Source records
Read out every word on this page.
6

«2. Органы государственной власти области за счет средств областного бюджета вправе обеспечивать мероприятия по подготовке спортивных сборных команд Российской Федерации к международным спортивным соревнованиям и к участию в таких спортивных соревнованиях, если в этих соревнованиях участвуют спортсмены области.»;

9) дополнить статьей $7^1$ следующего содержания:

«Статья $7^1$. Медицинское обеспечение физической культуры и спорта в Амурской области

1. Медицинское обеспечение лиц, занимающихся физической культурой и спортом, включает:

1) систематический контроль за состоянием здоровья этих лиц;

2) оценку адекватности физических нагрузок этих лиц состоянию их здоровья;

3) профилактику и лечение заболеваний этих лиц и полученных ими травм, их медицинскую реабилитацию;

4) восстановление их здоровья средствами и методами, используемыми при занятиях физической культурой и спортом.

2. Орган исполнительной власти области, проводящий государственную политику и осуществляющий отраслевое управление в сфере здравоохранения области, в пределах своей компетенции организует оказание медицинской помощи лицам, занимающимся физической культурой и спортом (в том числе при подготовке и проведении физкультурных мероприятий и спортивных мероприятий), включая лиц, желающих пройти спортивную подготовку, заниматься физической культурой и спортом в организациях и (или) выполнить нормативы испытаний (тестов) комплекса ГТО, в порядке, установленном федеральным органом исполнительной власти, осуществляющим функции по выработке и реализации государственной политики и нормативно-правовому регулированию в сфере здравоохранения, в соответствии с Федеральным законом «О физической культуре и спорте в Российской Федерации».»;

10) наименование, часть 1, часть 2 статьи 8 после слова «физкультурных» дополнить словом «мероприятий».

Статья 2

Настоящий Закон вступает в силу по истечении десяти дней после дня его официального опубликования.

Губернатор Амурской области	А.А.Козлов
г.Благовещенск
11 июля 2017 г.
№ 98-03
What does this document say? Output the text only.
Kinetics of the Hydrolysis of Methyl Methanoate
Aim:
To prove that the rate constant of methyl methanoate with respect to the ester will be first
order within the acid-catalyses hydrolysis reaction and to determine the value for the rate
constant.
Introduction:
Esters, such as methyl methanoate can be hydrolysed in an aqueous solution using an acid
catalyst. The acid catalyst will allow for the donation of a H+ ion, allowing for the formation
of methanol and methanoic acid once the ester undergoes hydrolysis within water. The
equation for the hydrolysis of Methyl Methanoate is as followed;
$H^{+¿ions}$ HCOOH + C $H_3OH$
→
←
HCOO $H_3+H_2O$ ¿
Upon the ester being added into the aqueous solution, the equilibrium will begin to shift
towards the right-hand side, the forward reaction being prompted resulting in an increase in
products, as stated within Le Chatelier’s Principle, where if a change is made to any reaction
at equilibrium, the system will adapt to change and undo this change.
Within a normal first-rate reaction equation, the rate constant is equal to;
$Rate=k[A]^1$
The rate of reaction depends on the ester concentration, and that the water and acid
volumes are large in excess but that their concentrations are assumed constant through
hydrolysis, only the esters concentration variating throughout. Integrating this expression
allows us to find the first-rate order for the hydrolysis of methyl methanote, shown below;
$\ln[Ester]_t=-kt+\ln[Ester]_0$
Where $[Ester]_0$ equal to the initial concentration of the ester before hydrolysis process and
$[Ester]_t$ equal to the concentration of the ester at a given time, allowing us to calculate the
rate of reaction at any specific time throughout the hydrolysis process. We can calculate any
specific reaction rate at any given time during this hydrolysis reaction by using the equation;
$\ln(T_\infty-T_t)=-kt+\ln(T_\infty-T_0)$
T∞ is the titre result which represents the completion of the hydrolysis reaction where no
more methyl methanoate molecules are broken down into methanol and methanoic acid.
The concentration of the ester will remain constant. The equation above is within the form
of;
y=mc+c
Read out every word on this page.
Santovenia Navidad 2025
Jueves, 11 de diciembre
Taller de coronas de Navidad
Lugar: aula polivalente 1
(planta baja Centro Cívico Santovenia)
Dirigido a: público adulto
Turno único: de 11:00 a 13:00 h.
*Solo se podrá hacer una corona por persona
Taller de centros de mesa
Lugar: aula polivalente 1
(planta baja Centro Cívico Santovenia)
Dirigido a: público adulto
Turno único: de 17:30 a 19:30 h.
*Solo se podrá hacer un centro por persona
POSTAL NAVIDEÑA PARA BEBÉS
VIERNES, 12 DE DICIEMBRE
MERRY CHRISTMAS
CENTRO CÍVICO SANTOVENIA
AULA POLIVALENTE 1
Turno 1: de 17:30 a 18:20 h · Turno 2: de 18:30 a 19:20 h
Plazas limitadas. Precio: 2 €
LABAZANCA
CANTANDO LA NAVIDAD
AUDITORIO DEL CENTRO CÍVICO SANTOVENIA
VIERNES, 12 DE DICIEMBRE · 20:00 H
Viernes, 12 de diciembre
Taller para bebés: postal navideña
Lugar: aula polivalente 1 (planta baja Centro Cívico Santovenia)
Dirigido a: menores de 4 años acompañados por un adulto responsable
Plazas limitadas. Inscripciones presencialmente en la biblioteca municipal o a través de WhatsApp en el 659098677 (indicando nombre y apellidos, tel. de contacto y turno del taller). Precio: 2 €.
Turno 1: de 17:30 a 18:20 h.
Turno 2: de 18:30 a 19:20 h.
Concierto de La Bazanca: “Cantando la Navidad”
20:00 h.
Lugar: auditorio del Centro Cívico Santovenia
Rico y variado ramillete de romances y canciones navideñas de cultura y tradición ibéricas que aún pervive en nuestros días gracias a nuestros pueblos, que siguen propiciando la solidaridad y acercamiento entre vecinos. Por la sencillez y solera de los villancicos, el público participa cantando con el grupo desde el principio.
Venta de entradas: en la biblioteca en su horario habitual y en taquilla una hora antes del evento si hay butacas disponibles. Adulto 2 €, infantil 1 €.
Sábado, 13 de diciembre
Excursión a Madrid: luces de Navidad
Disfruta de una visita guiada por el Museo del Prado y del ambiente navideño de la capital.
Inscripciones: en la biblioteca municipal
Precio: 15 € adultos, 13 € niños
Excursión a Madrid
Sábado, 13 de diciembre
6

Problem description
Each line of the material must be restated exactly.

Task output
Read out every word on this page.
6

«2. Органы государственной власти области за счет средств областного бюджета вправе обеспечивать мероприятия по подготовке спортивных сборных команд Российской Федерации к международным спортивным соревнованиям и к участию в таких спортивных соревнованиях, если в этих соревнованиях участвуют спортсмены области.»;

9) дополнить статьей $7^1$ следующего содержания:

«Статья $7^1$. Медицинское обеспечение физической культуры и спорта в Амурской области

1. Медицинское обеспечение лиц, занимающихся физической культурой и спортом, включает:

1) систематический контроль за состоянием здоровья этих лиц;

2) оценку адекватности физических нагрузок этих лиц состоянию их здоровья;

3) профилактику и лечение заболеваний этих лиц и полученных ими травм, их медицинскую реабилитацию;

4) восстановление их здоровья средствами и методами, используемыми при занятиях физической культурой и спортом.

2. Орган исполнительной власти области, проводящий государственную политику и осуществляющий отраслевое управление в сфере здравоохранения области, в пределах своей компетенции организует оказание медицинской помощи лицам, занимающимся физической культурой и спортом (в том числе при подготовке и проведении физкультурных мероприятий и спортивных мероприятий), включая лиц, желающих пройти спортивную подготовку, заниматься физической культурой и спортом в организациях и (или) выполнить нормативы испытаний (тестов) комплекса ГТО, в порядке, установленном федеральным органом исполнительной власти, осуществляющим функции по выработке и реализации государственной политики и нормативно-правовому регулированию в сфере здравоохранения, в соответствии с Федеральным законом «О физической культуре и спорте в Российской Федерации».»;

10) наименование, часть 1, часть 2 статьи 8 после слова «физкультурных» дополнить словом «мероприятий».

Статья 2

Настоящий Закон вступает в силу по истечении десяти дней после дня его официального опубликования.

Губернатор Амурской области	А.А.Козлов
г.Благовещенск
11 июля 2017 г.
№ 98-03
What does this document say? Output the text only.
Kinetics of the Hydrolysis of Methyl Methanoate
Aim:
To prove that the rate constant of methyl methanoate with respect to the ester will be first
order within the acid-catalyses hydrolysis reaction and to determine the value for the rate
constant.
Introduction:
Esters, such as methyl methanoate can be hydrolysed in an aqueous solution using an acid
catalyst. The acid catalyst will allow for the donation of a H+ ion, allowing for the formation
of methanol and methanoic acid once the ester undergoes hydrolysis within water. The
equation for the hydrolysis of Methyl Methanoate is as followed;
$H^{+¿ions}$ HCOOH + C $H_3OH$
→
←
HCOO $H_3+H_2O$ ¿
Upon the ester being added into the aqueous solution, the equilibrium will begin to shift
towards the right-hand side, the forward reaction being prompted resulting in an increase in
products, as stated within Le Chatelier’s Principle, where if a change is made to any reaction
at equilibrium, the system will adapt to change and undo this change.
Within a normal first-rate reaction equation, the rate constant is equal to;
$Rate=k[A]^1$
The rate of reaction depends on the ester concentration, and that the water and acid
volumes are large in excess but that their concentrations are assumed constant through
hydrolysis, only the esters concentration variating throughout. Integrating this expression
allows us to find the first-rate order for the hydrolysis of methyl methanote, shown below;
$\ln[Ester]_t=-kt+\ln[Ester]_0$
Where $[Ester]_0$ equal to the initial concentration of the ester before hydrolysis process and
$[Ester]_t$ equal to the concentration of the ester at a given time, allowing us to calculate the
rate of reaction at any specific time throughout the hydrolysis process. We can calculate any
specific reaction rate at any given time during this hydrolysis reaction by using the equation;
$\ln(T_\infty-T_t)=-kt+\ln(T_\infty-T_0)$
T∞ is the titre result which represents the completion of the hydrolysis reaction where no
more methyl methanoate molecules are broken down into methanol and methanoic acid.
The concentration of the ester will remain constant. The equation above is within the form
of;
y=mc+c
Read out every word on this page.
Santovenia Navidad 2025
Jueves, 11 de diciembre
Taller de coronas de Navidad
Lugar: aula polivalente 1
(planta baja Centro Cívico Santovenia)
Dirigido a: público adulto
Turno único: de 11:00 a 13:00 h.
*Solo se podrá hacer una corona por persona
Taller de centros de mesa
Lugar: aula polivalente 1
(planta baja Centro Cívico Santovenia)
Dirigido a: público adulto
Turno único: de 17:30 a 19:30 h.
*Solo se podrá hacer un centro por persona
POSTAL NAVIDEÑA PARA BEBÉS
VIERNES, 12 DE DICIEMBRE
MERRY CHRISTMAS
CENTRO CÍVICO SANTOVENIA
AULA POLIVALENTE 1
Turno 1: de 17:30 a 18:20 h · Turno 2: de 18:30 a 19:20 h
Plazas limitadas. Precio: 2 €
LABAZANCA
CANTANDO LA NAVIDAD
AUDITORIO DEL CENTRO CÍVICO SANTOVENIA
VIERNES, 12 DE DICIEMBRE · 20:00 H
Viernes, 12 de diciembre
Taller para bebés: postal navideña
Lugar: aula polivalente 1 (planta baja Centro Cívico Santovenia)
Dirigido a: menores de 4 años acompañados por un adulto responsable
Plazas limitadas. Inscripciones presencialmente en la biblioteca municipal o a través de WhatsApp en el 659098677 (indicando nombre y apellidos, tel. de contacto y turno del taller). Precio: 2 €.
Turno 1: de 17:30 a 18:20 h.
Turno 2: de 18:30 a 19:20 h.
Concierto de La Bazanca: “Cantando la Navidad”
20:00 h.
Lugar: auditorio del Centro Cívico Santovenia
Rico y variado ramillete de romances y canciones navideñas de cultura y tradición ibéricas que aún pervive en nuestros días gracias a nuestros pueblos, que siguen propiciando la solidaridad y acercamiento entre vecinos. Por la sencillez y solera de los villancicos, el público participa cantando con el grupo desde el principio.
Venta de entradas: en la biblioteca en su horario habitual y en taquilla una hora antes del evento si hay butacas disponibles. Adulto 2 €, infantil 1 €.
Sábado, 13 de diciembre
Excursión a Madrid: luces de Navidad
Disfruta de una visita guiada por el Museo del Prado y del ambiente navideño de la capital.
Inscripciones: en la biblioteca municipal
Precio: 15 € adultos, 13 € niños
Excursión a Madrid
Sábado, 13 de diciembre
6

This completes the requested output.